>> begin Data shown

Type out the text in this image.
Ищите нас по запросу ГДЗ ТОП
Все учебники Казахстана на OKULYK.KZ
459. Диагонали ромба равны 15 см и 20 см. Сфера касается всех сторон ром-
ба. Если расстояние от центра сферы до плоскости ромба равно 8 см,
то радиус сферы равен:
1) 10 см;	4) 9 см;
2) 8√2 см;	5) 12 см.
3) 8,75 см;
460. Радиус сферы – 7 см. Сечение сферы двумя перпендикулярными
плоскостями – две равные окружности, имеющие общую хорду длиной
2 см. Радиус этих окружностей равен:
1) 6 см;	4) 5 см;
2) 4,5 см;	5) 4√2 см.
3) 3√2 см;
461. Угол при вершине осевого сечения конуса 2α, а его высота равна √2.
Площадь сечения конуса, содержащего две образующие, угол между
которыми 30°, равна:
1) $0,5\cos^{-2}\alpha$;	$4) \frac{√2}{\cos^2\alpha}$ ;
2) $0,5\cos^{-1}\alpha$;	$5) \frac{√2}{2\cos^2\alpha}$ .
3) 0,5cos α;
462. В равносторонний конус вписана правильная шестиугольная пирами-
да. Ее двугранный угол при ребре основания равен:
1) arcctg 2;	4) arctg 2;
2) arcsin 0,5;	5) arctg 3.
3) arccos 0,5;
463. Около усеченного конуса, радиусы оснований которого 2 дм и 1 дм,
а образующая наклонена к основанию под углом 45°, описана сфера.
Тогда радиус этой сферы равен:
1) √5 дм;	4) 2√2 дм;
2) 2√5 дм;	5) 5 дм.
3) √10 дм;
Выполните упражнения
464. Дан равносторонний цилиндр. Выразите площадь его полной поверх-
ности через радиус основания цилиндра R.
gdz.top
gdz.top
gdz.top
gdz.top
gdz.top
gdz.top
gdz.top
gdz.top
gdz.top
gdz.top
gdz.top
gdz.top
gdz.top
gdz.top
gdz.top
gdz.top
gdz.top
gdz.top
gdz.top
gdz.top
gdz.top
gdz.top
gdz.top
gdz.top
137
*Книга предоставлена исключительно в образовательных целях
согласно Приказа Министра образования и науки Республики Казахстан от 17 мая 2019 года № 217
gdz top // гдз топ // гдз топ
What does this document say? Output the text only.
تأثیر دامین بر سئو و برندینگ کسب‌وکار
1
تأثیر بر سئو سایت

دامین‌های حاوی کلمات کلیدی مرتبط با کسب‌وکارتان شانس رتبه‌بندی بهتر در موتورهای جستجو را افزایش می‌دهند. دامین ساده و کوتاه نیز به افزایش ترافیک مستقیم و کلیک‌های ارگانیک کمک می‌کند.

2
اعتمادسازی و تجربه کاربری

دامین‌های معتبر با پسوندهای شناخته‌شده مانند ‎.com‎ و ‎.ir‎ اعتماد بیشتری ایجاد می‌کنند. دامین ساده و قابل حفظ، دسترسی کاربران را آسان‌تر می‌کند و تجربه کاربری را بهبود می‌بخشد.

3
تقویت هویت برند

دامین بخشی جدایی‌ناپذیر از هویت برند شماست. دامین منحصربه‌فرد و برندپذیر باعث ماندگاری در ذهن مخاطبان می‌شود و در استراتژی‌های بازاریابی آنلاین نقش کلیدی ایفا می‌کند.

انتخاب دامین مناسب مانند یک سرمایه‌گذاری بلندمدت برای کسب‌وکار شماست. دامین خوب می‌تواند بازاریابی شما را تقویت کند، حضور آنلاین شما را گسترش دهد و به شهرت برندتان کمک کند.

>> end Data shown

> Exercise goal
Each entry above is to be printed again exactly.

> Result of the task
Type out the text in this image.
Ищите нас по запросу ГДЗ ТОП
Все учебники Казахстана на OKULYK.KZ
459. Диагонали ромба равны 15 см и 20 см. Сфера касается всех сторон ром-
ба. Если расстояние от центра сферы до плоскости ромба равно 8 см,
то радиус сферы равен:
1) 10 см;	4) 9 см;
2) 8√2 см;	5) 12 см.
3) 8,75 см;
460. Радиус сферы – 7 см. Сечение сферы двумя перпендикулярными
плоскостями – две равные окружности, имеющие общую хорду длиной
2 см. Радиус этих окружностей равен:
1) 6 см;	4) 5 см;
2) 4,5 см;	5) 4√2 см.
3) 3√2 см;
461. Угол при вершине осевого сечения конуса 2α, а его высота равна √2.
Площадь сечения конуса, содержащего две образующие, угол между
которыми 30°, равна:
1) $0,5\cos^{-2}\alpha$;	$4) \frac{√2}{\cos^2\alpha}$ ;
2) $0,5\cos^{-1}\alpha$;	$5) \frac{√2}{2\cos^2\alpha}$ .
3) 0,5cos α;
462. В равносторонний конус вписана правильная шестиугольная пирами-
да. Ее двугранный угол при ребре основания равен:
1) arcctg 2;	4) arctg 2;
2) arcsin 0,5;	5) arctg 3.
3) arccos 0,5;
463. Около усеченного конуса, радиусы оснований которого 2 дм и 1 дм,
а образующая наклонена к основанию под углом 45°, описана сфера.
Тогда радиус этой сферы равен:
1) √5 дм;	4) 2√2 дм;
2) 2√5 дм;	5) 5 дм.
3) √10 дм;
Выполните упражнения
464. Дан равносторонний цилиндр. Выразите площадь его полной поверх-
ности через радиус основания цилиндра R.
gdz.top
gdz.top
gdz.top
gdz.top
gdz.top
gdz.top
gdz.top
gdz.top
gdz.top
gdz.top
gdz.top
gdz.top
gdz.top
gdz.top
gdz.top
gdz.top
gdz.top
gdz.top
gdz.top
gdz.top
gdz.top
gdz.top
gdz.top
gdz.top
137
*Книга предоставлена исключительно в образовательных целях
согласно Приказа Министра образования и науки Республики Казахстан от 17 мая 2019 года № 217
gdz top // гдз топ // гдз топ
What does this document say? Output the text only.
تأثیر دامین بر سئو و برندینگ کسب‌وکار
1
تأثیر بر سئو سایت

دامین‌های حاوی کلمات کلیدی مرتبط با کسب‌وکارتان شانس رتبه‌بندی بهتر در موتورهای جستجو را افزایش می‌دهند. دامین ساده و کوتاه نیز به افزایش ترافیک مستقیم و کلیک‌های ارگانیک کمک می‌کند.

2
اعتمادسازی و تجربه کاربری

دامین‌های معتبر با پسوندهای شناخته‌شده مانند ‎.com‎ و ‎.ir‎ اعتماد بیشتری ایجاد می‌کنند. دامین ساده و قابل حفظ، دسترسی کاربران را آسان‌تر می‌کند و تجربه کاربری را بهبود می‌بخشد.

3
تقویت هویت برند

دامین بخشی جدایی‌ناپذیر از هویت برند شماست. دامین منحصربه‌فرد و برندپذیر باعث ماندگاری در ذهن مخاطبان می‌شود و در استراتژی‌های بازاریابی آنلاین نقش کلیدی ایفا می‌کند.

انتخاب دامین مناسب مانند یک سرمایه‌گذاری بلندمدت برای کسب‌وکار شماست. دامین خوب می‌تواند بازاریابی شما را تقویت کند، حضور آنلاین شما را گسترش دهد و به شهرت برندتان کمک کند.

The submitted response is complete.